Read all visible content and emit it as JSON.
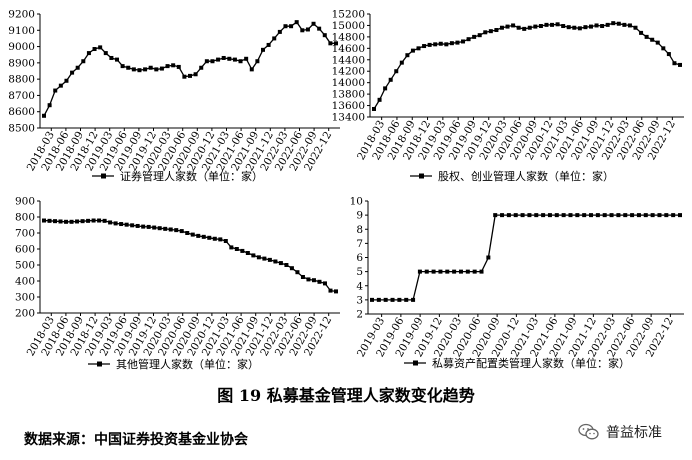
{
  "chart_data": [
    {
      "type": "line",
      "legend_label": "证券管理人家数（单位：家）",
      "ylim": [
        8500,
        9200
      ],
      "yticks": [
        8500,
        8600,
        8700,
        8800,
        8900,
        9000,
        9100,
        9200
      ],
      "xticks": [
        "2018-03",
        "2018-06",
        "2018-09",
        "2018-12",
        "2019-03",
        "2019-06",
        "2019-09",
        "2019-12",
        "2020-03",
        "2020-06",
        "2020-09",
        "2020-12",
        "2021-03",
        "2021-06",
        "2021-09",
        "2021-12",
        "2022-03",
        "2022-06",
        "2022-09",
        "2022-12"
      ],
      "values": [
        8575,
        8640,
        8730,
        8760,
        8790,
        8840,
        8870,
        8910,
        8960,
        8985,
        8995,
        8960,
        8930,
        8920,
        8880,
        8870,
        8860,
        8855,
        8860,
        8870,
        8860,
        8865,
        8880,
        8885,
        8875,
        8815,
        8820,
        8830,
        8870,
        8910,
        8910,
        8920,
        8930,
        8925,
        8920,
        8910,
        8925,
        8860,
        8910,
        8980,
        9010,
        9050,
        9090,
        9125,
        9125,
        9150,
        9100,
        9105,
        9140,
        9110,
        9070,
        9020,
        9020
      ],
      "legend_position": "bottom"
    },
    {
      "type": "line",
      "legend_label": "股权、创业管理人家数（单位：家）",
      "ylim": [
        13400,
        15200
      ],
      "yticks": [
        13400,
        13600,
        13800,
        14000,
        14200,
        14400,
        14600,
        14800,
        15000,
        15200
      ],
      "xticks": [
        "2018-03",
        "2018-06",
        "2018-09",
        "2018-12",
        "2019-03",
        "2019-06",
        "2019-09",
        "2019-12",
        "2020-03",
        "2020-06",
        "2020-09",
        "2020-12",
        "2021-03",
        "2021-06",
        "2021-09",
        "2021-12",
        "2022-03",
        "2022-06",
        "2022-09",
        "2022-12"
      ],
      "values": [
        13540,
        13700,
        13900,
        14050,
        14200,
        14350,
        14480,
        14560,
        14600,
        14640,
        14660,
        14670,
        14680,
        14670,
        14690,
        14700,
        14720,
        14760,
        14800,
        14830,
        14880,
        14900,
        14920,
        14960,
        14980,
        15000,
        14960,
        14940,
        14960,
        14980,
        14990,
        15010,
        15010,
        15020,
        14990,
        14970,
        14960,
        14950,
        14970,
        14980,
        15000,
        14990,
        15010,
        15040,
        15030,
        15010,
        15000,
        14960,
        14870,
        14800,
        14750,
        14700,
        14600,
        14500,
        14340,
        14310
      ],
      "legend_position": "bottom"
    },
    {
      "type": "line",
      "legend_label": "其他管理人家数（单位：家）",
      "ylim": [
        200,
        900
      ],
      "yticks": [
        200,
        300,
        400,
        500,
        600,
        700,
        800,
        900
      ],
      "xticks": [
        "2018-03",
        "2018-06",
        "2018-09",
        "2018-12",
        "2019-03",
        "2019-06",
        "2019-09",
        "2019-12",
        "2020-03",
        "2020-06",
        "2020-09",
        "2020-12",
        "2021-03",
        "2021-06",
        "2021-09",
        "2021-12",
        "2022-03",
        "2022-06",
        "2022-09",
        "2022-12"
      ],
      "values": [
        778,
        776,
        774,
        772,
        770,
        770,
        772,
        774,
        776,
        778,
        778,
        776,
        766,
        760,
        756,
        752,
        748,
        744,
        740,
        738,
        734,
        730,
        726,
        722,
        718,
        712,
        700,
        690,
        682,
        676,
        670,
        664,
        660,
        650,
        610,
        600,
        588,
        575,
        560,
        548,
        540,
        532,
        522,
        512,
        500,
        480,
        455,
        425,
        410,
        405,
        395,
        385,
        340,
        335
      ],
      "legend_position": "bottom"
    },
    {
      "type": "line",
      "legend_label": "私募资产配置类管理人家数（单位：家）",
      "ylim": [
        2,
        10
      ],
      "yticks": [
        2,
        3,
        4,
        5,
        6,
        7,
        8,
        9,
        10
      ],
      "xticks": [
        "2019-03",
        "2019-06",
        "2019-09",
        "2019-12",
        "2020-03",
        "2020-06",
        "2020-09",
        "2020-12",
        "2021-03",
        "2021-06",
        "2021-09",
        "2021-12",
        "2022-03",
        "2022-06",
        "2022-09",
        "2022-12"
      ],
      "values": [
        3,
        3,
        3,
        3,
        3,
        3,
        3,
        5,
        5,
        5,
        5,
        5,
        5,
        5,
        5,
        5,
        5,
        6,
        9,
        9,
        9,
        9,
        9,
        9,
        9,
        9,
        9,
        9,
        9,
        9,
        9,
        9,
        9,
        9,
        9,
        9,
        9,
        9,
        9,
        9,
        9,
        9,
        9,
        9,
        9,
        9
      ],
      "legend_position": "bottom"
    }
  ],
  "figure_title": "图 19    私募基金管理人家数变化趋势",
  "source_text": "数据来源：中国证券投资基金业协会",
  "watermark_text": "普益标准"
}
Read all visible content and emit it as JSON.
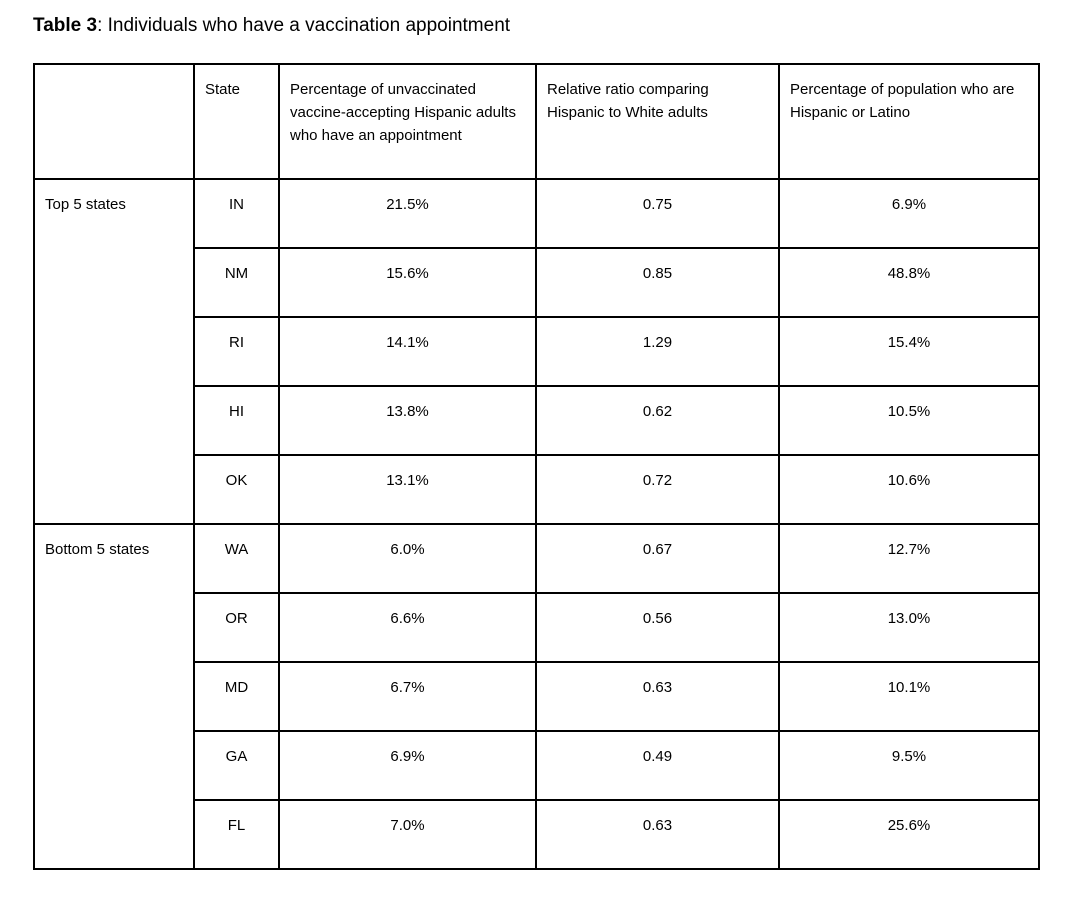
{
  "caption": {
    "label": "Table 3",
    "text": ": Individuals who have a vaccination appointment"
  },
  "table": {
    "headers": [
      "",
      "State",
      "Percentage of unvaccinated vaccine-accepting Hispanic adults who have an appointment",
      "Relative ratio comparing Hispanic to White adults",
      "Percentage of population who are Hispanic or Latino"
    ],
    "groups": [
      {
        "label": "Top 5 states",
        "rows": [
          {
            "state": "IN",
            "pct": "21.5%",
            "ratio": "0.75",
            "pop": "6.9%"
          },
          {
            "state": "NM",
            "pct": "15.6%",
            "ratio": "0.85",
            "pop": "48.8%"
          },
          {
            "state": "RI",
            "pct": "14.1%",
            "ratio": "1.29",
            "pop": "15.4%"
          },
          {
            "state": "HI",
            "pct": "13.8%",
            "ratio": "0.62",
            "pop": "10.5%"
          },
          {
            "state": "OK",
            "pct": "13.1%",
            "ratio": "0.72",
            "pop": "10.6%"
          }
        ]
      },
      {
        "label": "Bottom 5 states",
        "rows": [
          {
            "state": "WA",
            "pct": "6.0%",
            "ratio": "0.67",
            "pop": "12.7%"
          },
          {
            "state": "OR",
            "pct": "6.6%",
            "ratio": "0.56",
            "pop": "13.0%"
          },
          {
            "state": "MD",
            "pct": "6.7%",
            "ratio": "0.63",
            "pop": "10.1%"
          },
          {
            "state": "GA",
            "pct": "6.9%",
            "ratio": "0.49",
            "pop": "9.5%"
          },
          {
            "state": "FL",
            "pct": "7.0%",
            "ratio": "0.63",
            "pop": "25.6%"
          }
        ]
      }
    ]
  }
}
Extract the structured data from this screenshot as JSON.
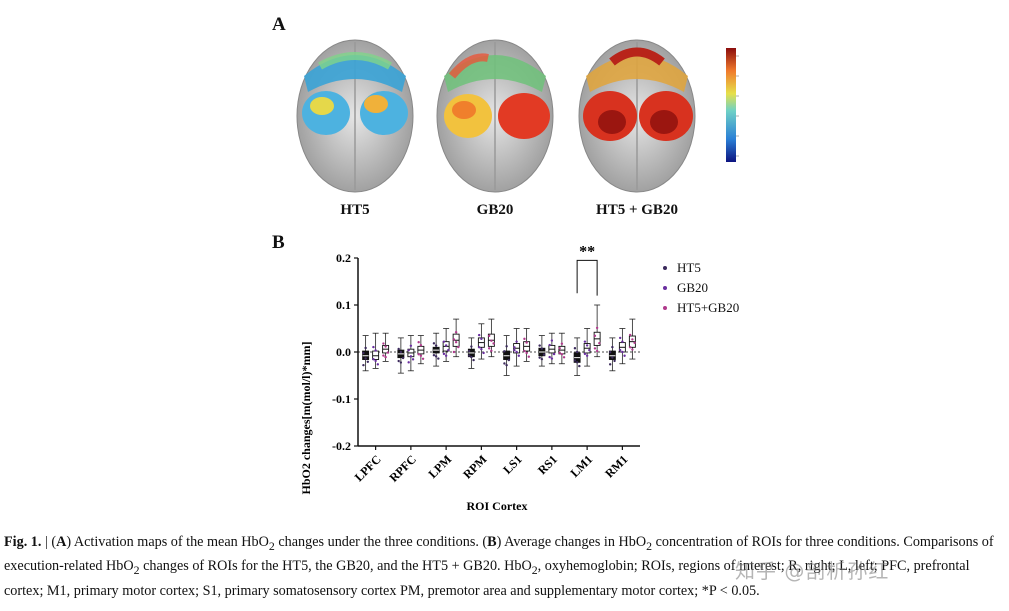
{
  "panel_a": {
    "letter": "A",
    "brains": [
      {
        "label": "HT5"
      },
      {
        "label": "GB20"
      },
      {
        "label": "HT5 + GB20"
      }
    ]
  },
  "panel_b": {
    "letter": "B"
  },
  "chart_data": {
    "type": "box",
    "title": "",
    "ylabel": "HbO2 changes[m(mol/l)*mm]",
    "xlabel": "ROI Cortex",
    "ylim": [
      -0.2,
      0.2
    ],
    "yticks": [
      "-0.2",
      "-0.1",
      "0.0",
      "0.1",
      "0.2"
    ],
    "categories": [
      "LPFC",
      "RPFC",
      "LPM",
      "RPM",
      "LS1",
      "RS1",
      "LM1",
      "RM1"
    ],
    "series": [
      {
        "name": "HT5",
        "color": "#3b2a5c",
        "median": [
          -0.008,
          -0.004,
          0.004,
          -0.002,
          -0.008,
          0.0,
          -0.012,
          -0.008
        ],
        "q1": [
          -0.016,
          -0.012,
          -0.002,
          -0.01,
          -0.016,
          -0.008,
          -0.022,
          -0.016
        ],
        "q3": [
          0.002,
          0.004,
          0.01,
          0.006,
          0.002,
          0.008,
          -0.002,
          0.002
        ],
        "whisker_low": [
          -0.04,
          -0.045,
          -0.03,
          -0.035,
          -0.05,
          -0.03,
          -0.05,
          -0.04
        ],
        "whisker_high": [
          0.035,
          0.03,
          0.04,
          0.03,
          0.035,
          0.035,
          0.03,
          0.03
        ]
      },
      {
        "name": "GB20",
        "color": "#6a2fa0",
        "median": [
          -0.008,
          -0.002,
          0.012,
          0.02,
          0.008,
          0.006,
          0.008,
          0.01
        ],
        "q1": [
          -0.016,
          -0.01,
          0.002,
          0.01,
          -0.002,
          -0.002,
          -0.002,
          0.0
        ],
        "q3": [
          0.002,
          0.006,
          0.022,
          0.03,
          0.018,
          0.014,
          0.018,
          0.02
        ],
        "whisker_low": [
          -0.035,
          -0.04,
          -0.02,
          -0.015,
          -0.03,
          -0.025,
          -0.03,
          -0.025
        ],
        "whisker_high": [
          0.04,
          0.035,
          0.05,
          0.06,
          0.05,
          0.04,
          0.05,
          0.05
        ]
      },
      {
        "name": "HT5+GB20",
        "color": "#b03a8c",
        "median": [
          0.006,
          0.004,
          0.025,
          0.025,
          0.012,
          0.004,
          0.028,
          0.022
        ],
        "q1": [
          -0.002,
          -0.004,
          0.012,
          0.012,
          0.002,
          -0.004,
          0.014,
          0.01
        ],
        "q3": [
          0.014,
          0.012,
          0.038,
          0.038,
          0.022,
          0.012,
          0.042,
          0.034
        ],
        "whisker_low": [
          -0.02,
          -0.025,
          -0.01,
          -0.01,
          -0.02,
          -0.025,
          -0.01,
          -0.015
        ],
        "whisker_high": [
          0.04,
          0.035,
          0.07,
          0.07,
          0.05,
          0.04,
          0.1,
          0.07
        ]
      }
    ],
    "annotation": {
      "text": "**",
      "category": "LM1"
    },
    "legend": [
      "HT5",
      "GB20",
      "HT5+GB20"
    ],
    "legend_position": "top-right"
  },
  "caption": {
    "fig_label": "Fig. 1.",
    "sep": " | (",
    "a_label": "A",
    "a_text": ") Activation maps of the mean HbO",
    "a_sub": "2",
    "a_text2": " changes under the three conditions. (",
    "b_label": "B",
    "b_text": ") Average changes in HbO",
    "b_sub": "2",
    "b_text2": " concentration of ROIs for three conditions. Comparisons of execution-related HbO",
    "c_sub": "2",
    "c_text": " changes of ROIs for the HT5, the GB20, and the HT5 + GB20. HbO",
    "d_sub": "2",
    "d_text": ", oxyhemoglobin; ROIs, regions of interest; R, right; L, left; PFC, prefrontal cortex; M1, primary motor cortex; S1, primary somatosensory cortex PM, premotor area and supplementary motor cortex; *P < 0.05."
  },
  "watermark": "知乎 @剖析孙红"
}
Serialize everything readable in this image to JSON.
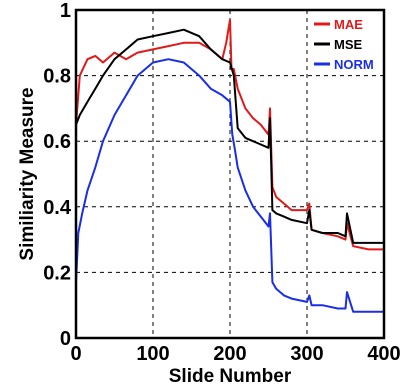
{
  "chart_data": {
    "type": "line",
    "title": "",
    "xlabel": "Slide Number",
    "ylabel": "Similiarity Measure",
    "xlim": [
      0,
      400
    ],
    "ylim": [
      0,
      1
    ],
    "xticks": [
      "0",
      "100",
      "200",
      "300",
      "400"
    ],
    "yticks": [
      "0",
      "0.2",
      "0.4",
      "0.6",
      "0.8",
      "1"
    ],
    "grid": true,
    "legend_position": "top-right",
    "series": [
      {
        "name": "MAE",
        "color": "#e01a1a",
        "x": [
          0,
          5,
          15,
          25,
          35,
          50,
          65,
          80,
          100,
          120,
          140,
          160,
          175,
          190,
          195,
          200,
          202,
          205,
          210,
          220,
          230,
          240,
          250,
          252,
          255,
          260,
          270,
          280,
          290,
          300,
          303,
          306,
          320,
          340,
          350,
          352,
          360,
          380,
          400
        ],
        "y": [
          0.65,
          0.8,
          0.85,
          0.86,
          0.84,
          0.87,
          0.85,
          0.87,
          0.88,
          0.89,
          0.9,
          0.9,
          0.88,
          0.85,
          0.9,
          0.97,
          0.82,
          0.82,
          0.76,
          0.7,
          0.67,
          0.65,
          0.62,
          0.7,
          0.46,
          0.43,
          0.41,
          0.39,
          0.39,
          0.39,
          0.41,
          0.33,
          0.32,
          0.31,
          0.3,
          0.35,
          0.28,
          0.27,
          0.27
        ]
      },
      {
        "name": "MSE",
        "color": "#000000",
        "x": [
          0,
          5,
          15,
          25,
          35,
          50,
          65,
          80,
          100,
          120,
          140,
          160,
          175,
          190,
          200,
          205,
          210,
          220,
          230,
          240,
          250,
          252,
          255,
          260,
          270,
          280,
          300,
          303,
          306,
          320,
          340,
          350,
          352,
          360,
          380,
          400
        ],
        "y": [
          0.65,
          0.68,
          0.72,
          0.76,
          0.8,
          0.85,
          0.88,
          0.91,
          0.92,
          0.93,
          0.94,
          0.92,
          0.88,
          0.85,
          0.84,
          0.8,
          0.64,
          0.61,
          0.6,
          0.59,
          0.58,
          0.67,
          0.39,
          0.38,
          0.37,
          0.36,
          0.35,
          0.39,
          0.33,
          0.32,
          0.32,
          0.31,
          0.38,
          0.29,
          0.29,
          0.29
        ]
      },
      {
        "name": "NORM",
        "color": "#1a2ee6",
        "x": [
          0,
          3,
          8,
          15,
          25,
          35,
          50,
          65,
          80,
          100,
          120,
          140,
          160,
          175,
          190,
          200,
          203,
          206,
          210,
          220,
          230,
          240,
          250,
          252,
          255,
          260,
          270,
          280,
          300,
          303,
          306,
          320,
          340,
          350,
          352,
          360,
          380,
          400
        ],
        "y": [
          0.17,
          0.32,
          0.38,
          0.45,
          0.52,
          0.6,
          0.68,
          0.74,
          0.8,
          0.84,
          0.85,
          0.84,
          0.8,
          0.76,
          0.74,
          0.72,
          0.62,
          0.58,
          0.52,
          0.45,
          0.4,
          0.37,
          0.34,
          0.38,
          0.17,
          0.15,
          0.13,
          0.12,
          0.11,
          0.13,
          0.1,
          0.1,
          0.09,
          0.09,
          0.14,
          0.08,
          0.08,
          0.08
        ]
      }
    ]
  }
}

Given problem:
Show each line of the data that contains the string "states".

Exercise output:
        "label": "Top 5 states",
        "label": "Bottom 5 states",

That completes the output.